▶ [EXERCISE DETAILS] Can you transcribe every line exactly and leave the pictures behind?

'''

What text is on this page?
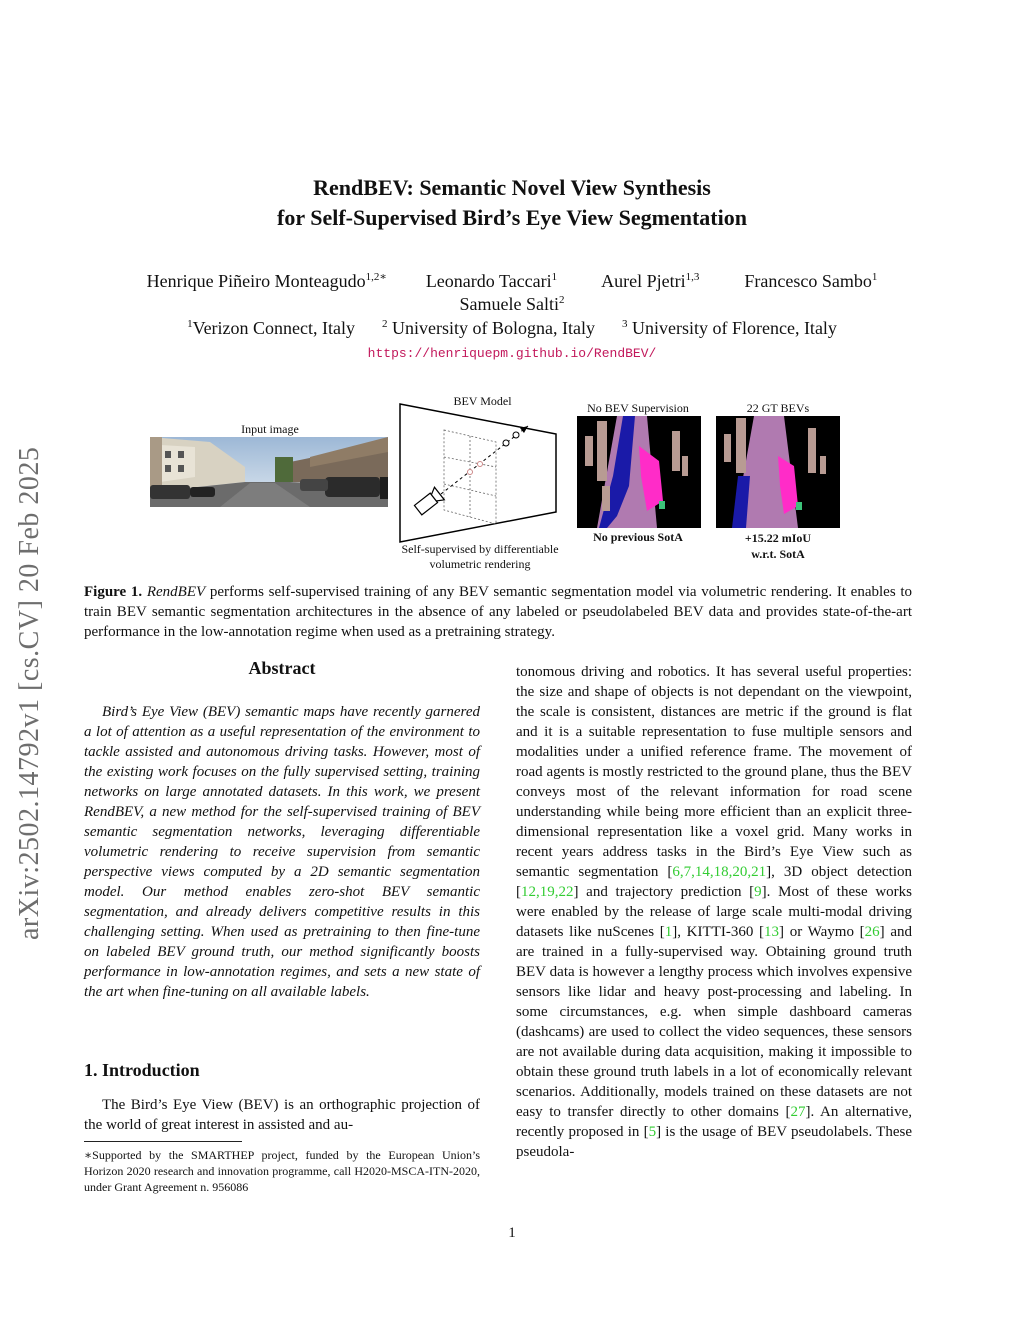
arXiv:2502.14792v1 [cs.CV] 20 Feb 2025
RendBEV: Semantic Novel View Synthesis
for Self-Supervised Bird’s Eye View Segmentation
Henrique Piñeiro Monteagudo$^{1,2∗}$ Leonardo Taccari$^1$ Aurel Pjetri$^{1,3}$	Francesco Sambo$^1$
Samuele Salti$^2$
$^1$Verizon Connect, Italy $^2$ University of Bologna, Italy $^3$ University of Florence, Italy
https://henriquepm.github.io/RendBEV/
Input image
BEV Model
Self-supervised by differentiable
volumetric rendering
No BEV Supervision
No previous SotA
22 GT BEVs
+15.22 mIoU
w.r.t. SotA
Figure 1. RendBEV performs self-supervised training of any BEV semantic segmentation model via volumetric rendering. It enables to train BEV semantic segmentation architectures in the absence of any labeled or pseudolabeled BEV data and provides state-of-the-art performance in the low-annotation regime when used as a pretraining strategy.
Abstract
Bird’s Eye View (BEV) semantic maps have recently garnered a lot of attention as a useful representation of the environment to tackle assisted and autonomous driving tasks. However, most of the existing work focuses on the fully supervised setting, training networks on large annotated datasets. In this work, we present RendBEV, a new method for the self-supervised training of BEV semantic segmentation networks, leveraging differentiable volumetric rendering to receive supervision from semantic perspective views computed by a 2D semantic segmentation model. Our method enables zero-shot BEV semantic segmentation, and already delivers competitive results in this challenging setting. When used as pretraining to then fine-tune on labeled BEV ground truth, our method significantly boosts performance in low-annotation regimes, and sets a new state of the art when fine-tuning on all available labels.
1. Introduction
The Bird’s Eye View (BEV) is an orthographic projection of the world of great interest in assisted and au-
∗Supported by the SMARTHEP project, funded by the European Union’s Horizon 2020 research and innovation programme, call H2020-MSCA-ITN-2020, under Grant Agreement n. 956086
tonomous driving and robotics. It has several useful properties: the size and shape of objects is not dependant on the viewpoint, the scale is consistent, distances are metric if the ground is flat and it is a suitable representation to fuse multiple sensors and modalities under a unified reference frame. The movement of road agents is mostly restricted to the ground plane, thus the BEV conveys most of the relevant information for road scene understanding while being more efficient than an explicit three-dimensional representation like a voxel grid. Many works in recent years address tasks in the Bird’s Eye View such as semantic segmentation [6,7,14,18,20,21], 3D object detection [12,19,22] and trajectory prediction [9]. Most of these works were enabled by the release of large scale multi-modal driving datasets like nuScenes [1], KITTI-360 [13] or Waymo [26] and are trained in a fully-supervised way. Obtaining ground truth BEV data is however a lengthy process which involves expensive sensors like lidar and heavy post-processing and labeling. In some circumstances, e.g. when simple dashboard cameras (dashcams) are used to collect the video sequences, these sensors are not available during data acquisition, making it impossible to obtain these ground truth labels in a lot of economically relevant scenarios. Additionally, models trained on these datasets are not easy to transfer directly to other domains [27]. An alternative, recently proposed in [5] is the usage of BEV pseudolabels. These pseudola-
1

'''

▶ [FINISHED ANSWER]
What text is on this page?
arXiv:2502.14792v1 [cs.CV] 20 Feb 2025
RendBEV: Semantic Novel View Synthesis
for Self-Supervised Bird’s Eye View Segmentation
Henrique Piñeiro Monteagudo$^{1,2∗}$ Leonardo Taccari$^1$ Aurel Pjetri$^{1,3}$	Francesco Sambo$^1$
Samuele Salti$^2$
$^1$Verizon Connect, Italy $^2$ University of Bologna, Italy $^3$ University of Florence, Italy
https://henriquepm.github.io/RendBEV/
Input image
BEV Model
Self-supervised by differentiable
volumetric rendering
No BEV Supervision
No previous SotA
22 GT BEVs
+15.22 mIoU
w.r.t. SotA
Figure 1. RendBEV performs self-supervised training of any BEV semantic segmentation model via volumetric rendering. It enables to train BEV semantic segmentation architectures in the absence of any labeled or pseudolabeled BEV data and provides state-of-the-art performance in the low-annotation regime when used as a pretraining strategy.
Abstract
Bird’s Eye View (BEV) semantic maps have recently garnered a lot of attention as a useful representation of the environment to tackle assisted and autonomous driving tasks. However, most of the existing work focuses on the fully supervised setting, training networks on large annotated datasets. In this work, we present RendBEV, a new method for the self-supervised training of BEV semantic segmentation networks, leveraging differentiable volumetric rendering to receive supervision from semantic perspective views computed by a 2D semantic segmentation model. Our method enables zero-shot BEV semantic segmentation, and already delivers competitive results in this challenging setting. When used as pretraining to then fine-tune on labeled BEV ground truth, our method significantly boosts performance in low-annotation regimes, and sets a new state of the art when fine-tuning on all available labels.
1. Introduction
The Bird’s Eye View (BEV) is an orthographic projection of the world of great interest in assisted and au-
∗Supported by the SMARTHEP project, funded by the European Union’s Horizon 2020 research and innovation programme, call H2020-MSCA-ITN-2020, under Grant Agreement n. 956086
tonomous driving and robotics. It has several useful properties: the size and shape of objects is not dependant on the viewpoint, the scale is consistent, distances are metric if the ground is flat and it is a suitable representation to fuse multiple sensors and modalities under a unified reference frame. The movement of road agents is mostly restricted to the ground plane, thus the BEV conveys most of the relevant information for road scene understanding while being more efficient than an explicit three-dimensional representation like a voxel grid. Many works in recent years address tasks in the Bird’s Eye View such as semantic segmentation [6,7,14,18,20,21], 3D object detection [12,19,22] and trajectory prediction [9]. Most of these works were enabled by the release of large scale multi-modal driving datasets like nuScenes [1], KITTI-360 [13] or Waymo [26] and are trained in a fully-supervised way. Obtaining ground truth BEV data is however a lengthy process which involves expensive sensors like lidar and heavy post-processing and labeling. In some circumstances, e.g. when simple dashboard cameras (dashcams) are used to collect the video sequences, these sensors are not available during data acquisition, making it impossible to obtain these ground truth labels in a lot of economically relevant scenarios. Additionally, models trained on these datasets are not easy to transfer directly to other domains [27]. An alternative, recently proposed in [5] is the usage of BEV pseudolabels. These pseudola-
1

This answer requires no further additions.